• [TEXT SHOWN]:
------------------------------------
I very well know that the 63 octets (not characters) limit is a hard
one. In the long run, one might imagine an extension to DNS that uses
another label format, without this limitation, but there is no need at
all to go there for this discussion.

> If we permit longer U-label strings on the
> theory that the only important restriction is on A-labels, we
> introduce new error states into the format conversion process.

For IDNA, only A-labels get sent through the DNS protocol, so only
there, the length restrictions for labels is relevant. If somebody gets
this wrong in the format conversion process (we currently don't have any
reports on that), then that's their problem (and we can point it out in
a Security section or so).

> If this needs more explanation somewhere (possibly in
> Rationale), I'm happy to try to do that.  But I think
> eliminating the restriction would cause far more problems than
> it is worth.

It hasn't caused ANY problems in IDNA2003. There is nothing new in
IDNA2008 that would motivate a change. *Running code*, one of the
guidelines of the IETF, shows that the restriction is unnecessary.


> I note that, while I haven't had time to respond, some of the
> discussion on the IRI list has included an argument that domain
> names in URIs cannot be restricted to A-label forms but must
> include %-escaped UTF-8 simply because those strings might not
> be public-DNS domain names but references to some other database
> or DNS environment.
------------------------------------
• [DATA BLOCK]:
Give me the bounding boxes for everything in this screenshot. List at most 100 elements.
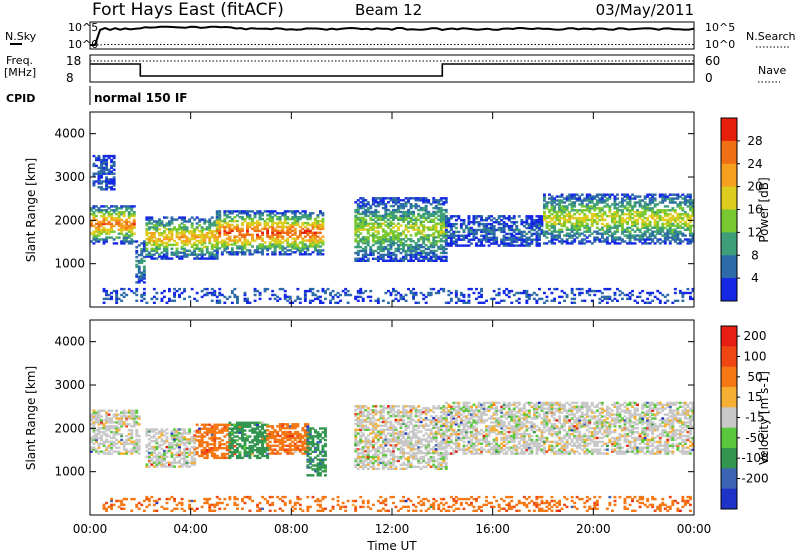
------------------------------------
• [EXERCISE SET]:
**1.** In the IDNA discussion, which labels get sent through the DNS protocol?
**2.** Update the IDNA discussion, starting with "I very well" and going on through "section or so).", changing "A-labels" to "ASCII labels".
Rely only on the IDNA discussion for this, and leave the data aside.

• [WRITTEN RESPONSES]:
**1.** Only A-labels.

**2.**
I very well know that the 63 octets (not characters) limit is a hard
one. In the long run, one might imagine an extension to DNS that uses
another label format, without this limitation, but there is no need at
all to go there for this discussion.

> If we permit longer U-label strings on the
> theory that the only important restriction is on ASCII labels, we
> introduce new error states into the format conversion process.

For IDNA, only ASCII labels get sent through the DNS protocol, so only
there, the length restrictions for labels is relevant. If somebody gets
this wrong in the format conversion process (we currently don't have any
reports on that), then that's their problem (and we can point it out in
a Security section or so).